* [Exercise]:
Restate all of the entries exactly, dropping any pictures they hold.

* [Records to use]:
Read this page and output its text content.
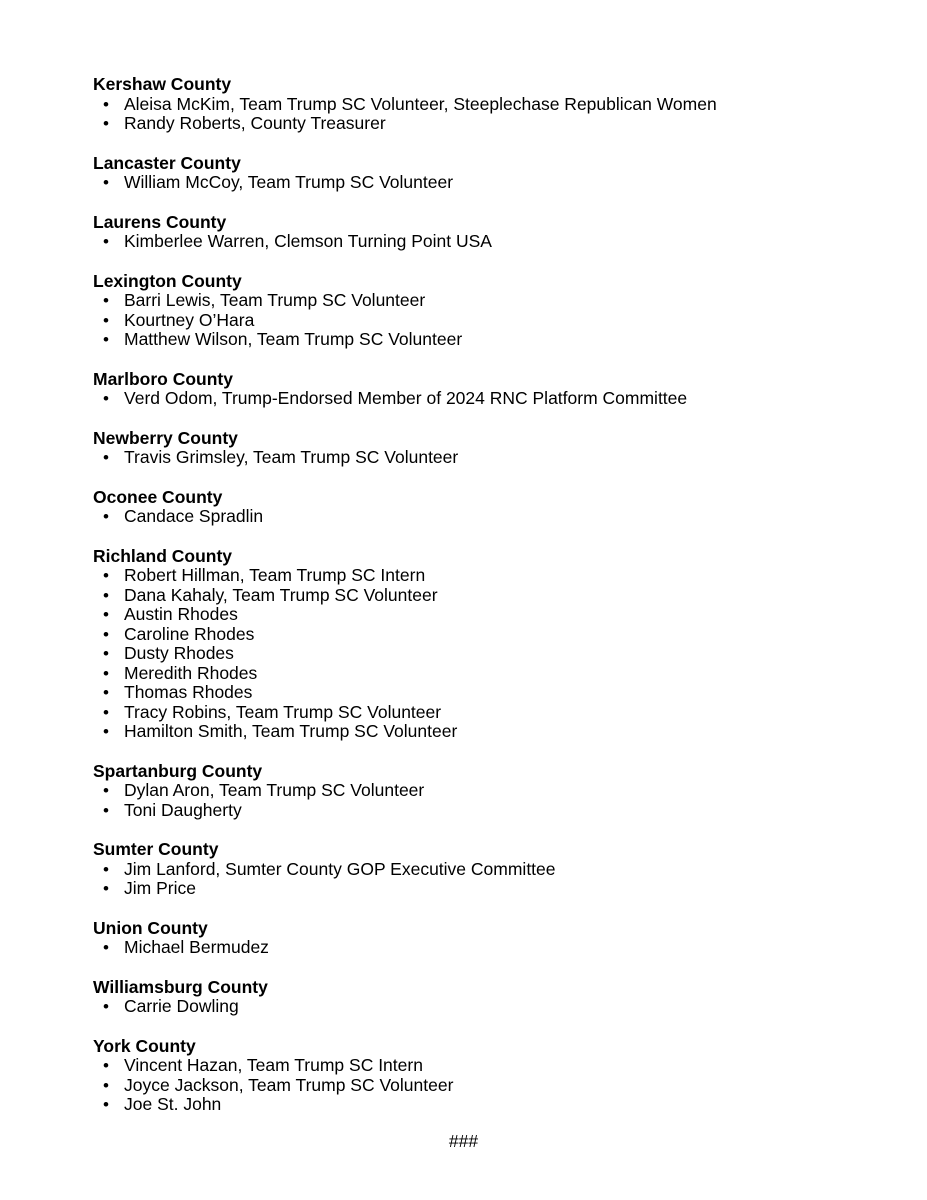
Kershaw County
• Aleisa McKim, Team Trump SC Volunteer, Steeplechase Republican Women
• Randy Roberts, County Treasurer
Lancaster County
• William McCoy, Team Trump SC Volunteer
Laurens County
• Kimberlee Warren, Clemson Turning Point USA
Lexington County
• Barri Lewis, Team Trump SC Volunteer
• Kourtney O’Hara
• Matthew Wilson, Team Trump SC Volunteer
Marlboro County
• Verd Odom, Trump-Endorsed Member of 2024 RNC Platform Committee
Newberry County
• Travis Grimsley, Team Trump SC Volunteer
Oconee County
• Candace Spradlin
Richland County
• Robert Hillman, Team Trump SC Intern
• Dana Kahaly, Team Trump SC Volunteer
• Austin Rhodes
• Caroline Rhodes
• Dusty Rhodes
• Meredith Rhodes
• Thomas Rhodes
• Tracy Robins, Team Trump SC Volunteer
• Hamilton Smith, Team Trump SC Volunteer
Spartanburg County
• Dylan Aron, Team Trump SC Volunteer
• Toni Daugherty
Sumter County
• Jim Lanford, Sumter County GOP Executive Committee
• Jim Price
Union County
• Michael Bermudez
Williamsburg County
• Carrie Dowling
York County
• Vincent Hazan, Team Trump SC Intern
• Joyce Jackson, Team Trump SC Volunteer
• Joe St. John
###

* [Exercise answer]:
Read this page and output its text content.
Kershaw County
• Aleisa McKim, Team Trump SC Volunteer, Steeplechase Republican Women
• Randy Roberts, County Treasurer
Lancaster County
• William McCoy, Team Trump SC Volunteer
Laurens County
• Kimberlee Warren, Clemson Turning Point USA
Lexington County
• Barri Lewis, Team Trump SC Volunteer
• Kourtney O’Hara
• Matthew Wilson, Team Trump SC Volunteer
Marlboro County
• Verd Odom, Trump-Endorsed Member of 2024 RNC Platform Committee
Newberry County
• Travis Grimsley, Team Trump SC Volunteer
Oconee County
• Candace Spradlin
Richland County
• Robert Hillman, Team Trump SC Intern
• Dana Kahaly, Team Trump SC Volunteer
• Austin Rhodes
• Caroline Rhodes
• Dusty Rhodes
• Meredith Rhodes
• Thomas Rhodes
• Tracy Robins, Team Trump SC Volunteer
• Hamilton Smith, Team Trump SC Volunteer
Spartanburg County
• Dylan Aron, Team Trump SC Volunteer
• Toni Daugherty
Sumter County
• Jim Lanford, Sumter County GOP Executive Committee
• Jim Price
Union County
• Michael Bermudez
Williamsburg County
• Carrie Dowling
York County
• Vincent Hazan, Team Trump SC Intern
• Joyce Jackson, Team Trump SC Volunteer
• Joe St. John
###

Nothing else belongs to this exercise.